TO DO:
Recast every line of the records below as a numbered list, leaving out any blank lines.

————

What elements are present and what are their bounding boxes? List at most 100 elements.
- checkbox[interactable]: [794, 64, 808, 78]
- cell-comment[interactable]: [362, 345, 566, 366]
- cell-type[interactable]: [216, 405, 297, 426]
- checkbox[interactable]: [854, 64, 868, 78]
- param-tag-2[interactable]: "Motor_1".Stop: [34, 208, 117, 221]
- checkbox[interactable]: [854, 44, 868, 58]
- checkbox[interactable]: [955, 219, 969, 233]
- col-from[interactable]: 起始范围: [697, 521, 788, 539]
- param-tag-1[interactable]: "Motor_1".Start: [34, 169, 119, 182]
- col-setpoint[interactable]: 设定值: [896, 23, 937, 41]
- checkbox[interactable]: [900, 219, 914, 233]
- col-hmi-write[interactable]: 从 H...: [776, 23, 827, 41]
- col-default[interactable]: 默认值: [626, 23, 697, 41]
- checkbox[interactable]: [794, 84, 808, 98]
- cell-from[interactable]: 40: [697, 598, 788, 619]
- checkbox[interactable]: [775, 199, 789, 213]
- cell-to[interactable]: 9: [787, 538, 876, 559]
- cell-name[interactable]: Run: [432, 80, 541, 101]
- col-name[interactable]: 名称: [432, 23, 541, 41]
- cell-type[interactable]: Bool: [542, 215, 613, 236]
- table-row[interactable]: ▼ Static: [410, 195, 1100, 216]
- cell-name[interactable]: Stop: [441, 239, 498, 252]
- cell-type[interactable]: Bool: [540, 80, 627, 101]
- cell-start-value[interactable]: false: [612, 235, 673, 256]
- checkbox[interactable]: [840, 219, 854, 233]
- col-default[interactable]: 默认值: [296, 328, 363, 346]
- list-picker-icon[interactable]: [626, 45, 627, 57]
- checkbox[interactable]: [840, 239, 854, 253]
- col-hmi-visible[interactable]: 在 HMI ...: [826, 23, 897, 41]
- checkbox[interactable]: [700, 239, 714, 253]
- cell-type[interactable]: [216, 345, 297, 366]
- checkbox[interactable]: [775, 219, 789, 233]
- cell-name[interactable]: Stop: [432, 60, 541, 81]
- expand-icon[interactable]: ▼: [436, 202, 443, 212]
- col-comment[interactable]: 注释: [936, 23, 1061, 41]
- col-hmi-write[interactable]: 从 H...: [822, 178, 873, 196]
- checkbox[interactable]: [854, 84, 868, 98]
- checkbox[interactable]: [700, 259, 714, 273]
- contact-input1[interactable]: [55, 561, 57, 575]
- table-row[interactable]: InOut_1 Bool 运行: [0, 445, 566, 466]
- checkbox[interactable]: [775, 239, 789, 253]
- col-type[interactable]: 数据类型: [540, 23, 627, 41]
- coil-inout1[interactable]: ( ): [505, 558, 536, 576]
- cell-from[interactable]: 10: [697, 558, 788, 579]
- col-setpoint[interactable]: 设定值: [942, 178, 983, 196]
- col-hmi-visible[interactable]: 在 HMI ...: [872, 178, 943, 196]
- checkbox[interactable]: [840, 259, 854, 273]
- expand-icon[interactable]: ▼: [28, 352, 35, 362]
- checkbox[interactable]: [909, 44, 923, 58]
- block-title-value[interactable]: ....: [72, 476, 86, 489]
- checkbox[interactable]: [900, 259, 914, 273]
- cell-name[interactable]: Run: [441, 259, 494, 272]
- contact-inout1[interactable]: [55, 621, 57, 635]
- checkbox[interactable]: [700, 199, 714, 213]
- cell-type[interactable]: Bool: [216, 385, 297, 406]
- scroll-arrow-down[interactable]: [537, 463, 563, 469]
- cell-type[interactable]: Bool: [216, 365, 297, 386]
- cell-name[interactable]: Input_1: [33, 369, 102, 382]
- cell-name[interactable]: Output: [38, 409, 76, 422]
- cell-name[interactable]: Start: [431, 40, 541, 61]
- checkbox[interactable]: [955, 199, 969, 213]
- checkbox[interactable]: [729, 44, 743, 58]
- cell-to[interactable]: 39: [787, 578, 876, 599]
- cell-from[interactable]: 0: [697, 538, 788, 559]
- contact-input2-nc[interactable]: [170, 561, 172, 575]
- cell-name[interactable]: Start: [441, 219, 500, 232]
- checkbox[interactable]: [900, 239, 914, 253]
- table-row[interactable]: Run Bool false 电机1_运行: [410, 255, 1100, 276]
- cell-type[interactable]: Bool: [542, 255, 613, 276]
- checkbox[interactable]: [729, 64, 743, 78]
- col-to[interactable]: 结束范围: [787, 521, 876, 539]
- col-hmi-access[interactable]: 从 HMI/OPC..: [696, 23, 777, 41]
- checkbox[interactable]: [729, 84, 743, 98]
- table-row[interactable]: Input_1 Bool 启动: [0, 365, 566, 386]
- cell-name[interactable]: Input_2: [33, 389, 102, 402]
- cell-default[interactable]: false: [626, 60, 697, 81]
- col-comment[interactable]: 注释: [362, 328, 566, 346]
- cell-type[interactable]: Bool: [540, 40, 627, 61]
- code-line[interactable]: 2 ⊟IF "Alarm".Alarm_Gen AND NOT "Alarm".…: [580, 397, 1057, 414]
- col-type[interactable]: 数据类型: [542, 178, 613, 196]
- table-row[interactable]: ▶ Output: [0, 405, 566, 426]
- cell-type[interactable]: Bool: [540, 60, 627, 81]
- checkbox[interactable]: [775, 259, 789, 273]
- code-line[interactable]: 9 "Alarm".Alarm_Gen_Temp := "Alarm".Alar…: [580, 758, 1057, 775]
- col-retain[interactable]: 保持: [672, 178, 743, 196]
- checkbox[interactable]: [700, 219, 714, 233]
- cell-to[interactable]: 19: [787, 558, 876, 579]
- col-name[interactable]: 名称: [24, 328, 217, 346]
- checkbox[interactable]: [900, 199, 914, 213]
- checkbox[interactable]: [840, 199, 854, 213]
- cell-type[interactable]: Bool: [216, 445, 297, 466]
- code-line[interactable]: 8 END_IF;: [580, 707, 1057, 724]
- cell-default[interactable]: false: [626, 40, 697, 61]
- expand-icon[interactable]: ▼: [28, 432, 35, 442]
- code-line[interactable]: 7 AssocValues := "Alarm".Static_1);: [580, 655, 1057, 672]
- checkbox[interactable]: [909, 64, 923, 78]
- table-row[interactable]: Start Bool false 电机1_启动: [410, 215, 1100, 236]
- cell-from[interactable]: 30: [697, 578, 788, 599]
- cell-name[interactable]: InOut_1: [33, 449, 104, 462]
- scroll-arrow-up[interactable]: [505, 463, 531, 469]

————

EXERCISE SOLUTION:
1. What elements are present and what are their bounding boxes? List at most 100 elements.
2. - checkbox[interactable]: [794, 64, 808, 78]
3. - cell-comment[interactable]: [362, 345, 566, 366]
4. - cell-type[interactable]: [216, 405, 297, 426]
5. - checkbox[interactable]: [854, 64, 868, 78]
6. - param-tag-2[interactable]: "Motor_1".Stop: [34, 208, 117, 221]
7. - checkbox[interactable]: [854, 44, 868, 58]
8. - checkbox[interactable]: [955, 219, 969, 233]
9. - col-from[interactable]: 起始范围: [697, 521, 788, 539]
10. - param-tag-1[interactable]: "Motor_1".Start: [34, 169, 119, 182]
11. - col-setpoint[interactable]: 设定值: [896, 23, 937, 41]
12. - checkbox[interactable]: [900, 219, 914, 233]
13. - col-hmi-write[interactable]: 从 H...: [776, 23, 827, 41]
14. - col-default[interactable]: 默认值: [626, 23, 697, 41]
15. - checkbox[interactable]: [794, 84, 808, 98]
16. - cell-from[interactable]: 40: [697, 598, 788, 619]
17. - checkbox[interactable]: [775, 199, 789, 213]
18. - cell-to[interactable]: 9: [787, 538, 876, 559]
19. - cell-name[interactable]: Run: [432, 80, 541, 101]
20. - col-name[interactable]: 名称: [432, 23, 541, 41]
21. - cell-type[interactable]: Bool: [542, 215, 613, 236]
22. - table-row[interactable]: ▼ Static: [410, 195, 1100, 216]
23. - cell-name[interactable]: Stop: [441, 239, 498, 252]
24. - cell-type[interactable]: Bool: [540, 80, 627, 101]
25. - cell-start-value[interactable]: false: [612, 235, 673, 256]
26. - checkbox[interactable]: [840, 219, 854, 233]
27. - col-default[interactable]: 默认值: [296, 328, 363, 346]
28. - list-picker-icon[interactable]: [626, 45, 627, 57]
29. - checkbox[interactable]: [840, 239, 854, 253]
30. - col-hmi-visible[interactable]: 在 HMI ...: [826, 23, 897, 41]
31. - checkbox[interactable]: [700, 239, 714, 253]
32. - cell-type[interactable]: [216, 345, 297, 366]
33. - checkbox[interactable]: [775, 219, 789, 233]
34. - cell-name[interactable]: Stop: [432, 60, 541, 81]
35. - expand-icon[interactable]: ▼: [436, 202, 443, 212]
36. - col-comment[interactable]: 注释: [936, 23, 1061, 41]
37. - col-hmi-write[interactable]: 从 H...: [822, 178, 873, 196]
38. - checkbox[interactable]: [854, 84, 868, 98]
39. - checkbox[interactable]: [700, 259, 714, 273]
40. - contact-input1[interactable]: [55, 561, 57, 575]
41. - table-row[interactable]: InOut_1 Bool 运行: [0, 445, 566, 466]
42. - checkbox[interactable]: [775, 239, 789, 253]
43. - col-type[interactable]: 数据类型: [540, 23, 627, 41]
44. - coil-inout1[interactable]: ( ): [505, 558, 536, 576]
45. - cell-from[interactable]: 10: [697, 558, 788, 579]
46. - col-setpoint[interactable]: 设定值: [942, 178, 983, 196]
47. - col-hmi-visible[interactable]: 在 HMI ...: [872, 178, 943, 196]
48. - checkbox[interactable]: [840, 259, 854, 273]
49. - expand-icon[interactable]: ▼: [28, 352, 35, 362]
50. - checkbox[interactable]: [909, 44, 923, 58]
51. - block-title-value[interactable]: ....: [72, 476, 86, 489]
52. - checkbox[interactable]: [900, 259, 914, 273]
53. - cell-name[interactable]: Run: [441, 259, 494, 272]
54. - contact-inout1[interactable]: [55, 621, 57, 635]
55. - checkbox[interactable]: [700, 199, 714, 213]
56. - cell-type[interactable]: Bool: [216, 385, 297, 406]
57. - scroll-arrow-down[interactable]: [537, 463, 563, 469]
58. - cell-type[interactable]: Bool: [216, 365, 297, 386]
59. - cell-name[interactable]: Input_1: [33, 369, 102, 382]
60. - cell-name[interactable]: Output: [38, 409, 76, 422]
61. - cell-name[interactable]: Start: [431, 40, 541, 61]
62. - checkbox[interactable]: [955, 199, 969, 213]
63. - checkbox[interactable]: [729, 44, 743, 58]
64. - cell-to[interactable]: 39: [787, 578, 876, 599]
65. - cell-from[interactable]: 0: [697, 538, 788, 559]
66. - contact-input2-nc[interactable]: [170, 561, 172, 575]
67. - cell-name[interactable]: Start: [441, 219, 500, 232]
68. - checkbox[interactable]: [900, 239, 914, 253]
69. - table-row[interactable]: Run Bool false 电机1_运行: [410, 255, 1100, 276]
70. - cell-type[interactable]: Bool: [542, 255, 613, 276]
71. - checkbox[interactable]: [729, 64, 743, 78]
72. - col-to[interactable]: 结束范围: [787, 521, 876, 539]
73. - col-hmi-access[interactable]: 从 HMI/OPC..: [696, 23, 777, 41]
74. - checkbox[interactable]: [729, 84, 743, 98]
75. - table-row[interactable]: Input_1 Bool 启动: [0, 365, 566, 386]
76. - cell-name[interactable]: Input_2: [33, 389, 102, 402]
77. - cell-default[interactable]: false: [626, 60, 697, 81]
78. - col-comment[interactable]: 注释: [362, 328, 566, 346]
79. - cell-type[interactable]: Bool: [540, 40, 627, 61]
80. - code-line[interactable]: 2 ⊟IF "Alarm".Alarm_Gen AND NOT "Alarm".…: [580, 397, 1057, 414]
81. - col-type[interactable]: 数据类型: [542, 178, 613, 196]
82. - table-row[interactable]: ▶ Output: [0, 405, 566, 426]
83. - cell-type[interactable]: Bool: [540, 60, 627, 81]
84. - checkbox[interactable]: [775, 259, 789, 273]
85. - code-line[interactable]: 9 "Alarm".Alarm_Gen_Temp := "Alarm".Alar…: [580, 758, 1057, 775]
86. - col-retain[interactable]: 保持: [672, 178, 743, 196]
87. - checkbox[interactable]: [700, 219, 714, 233]
88. - cell-to[interactable]: 19: [787, 558, 876, 579]
89. - col-name[interactable]: 名称: [24, 328, 217, 346]
90. - checkbox[interactable]: [900, 199, 914, 213]
91. - checkbox[interactable]: [840, 199, 854, 213]
92. - cell-type[interactable]: Bool: [216, 445, 297, 466]
93. - code-line[interactable]: 8 END_IF;: [580, 707, 1057, 724]
94. - cell-default[interactable]: false: [626, 40, 697, 61]
95. - expand-icon[interactable]: ▼: [28, 432, 35, 442]
96. - code-line[interactable]: 7 AssocValues := "Alarm".Static_1);: [580, 655, 1057, 672]
97. - checkbox[interactable]: [909, 64, 923, 78]
98. - table-row[interactable]: Start Bool false 电机1_启动: [410, 215, 1100, 236]
99. - cell-from[interactable]: 30: [697, 578, 788, 599]
100. - cell-name[interactable]: InOut_1: [33, 449, 104, 462]
101. - scroll-arrow-up[interactable]: [505, 463, 531, 469]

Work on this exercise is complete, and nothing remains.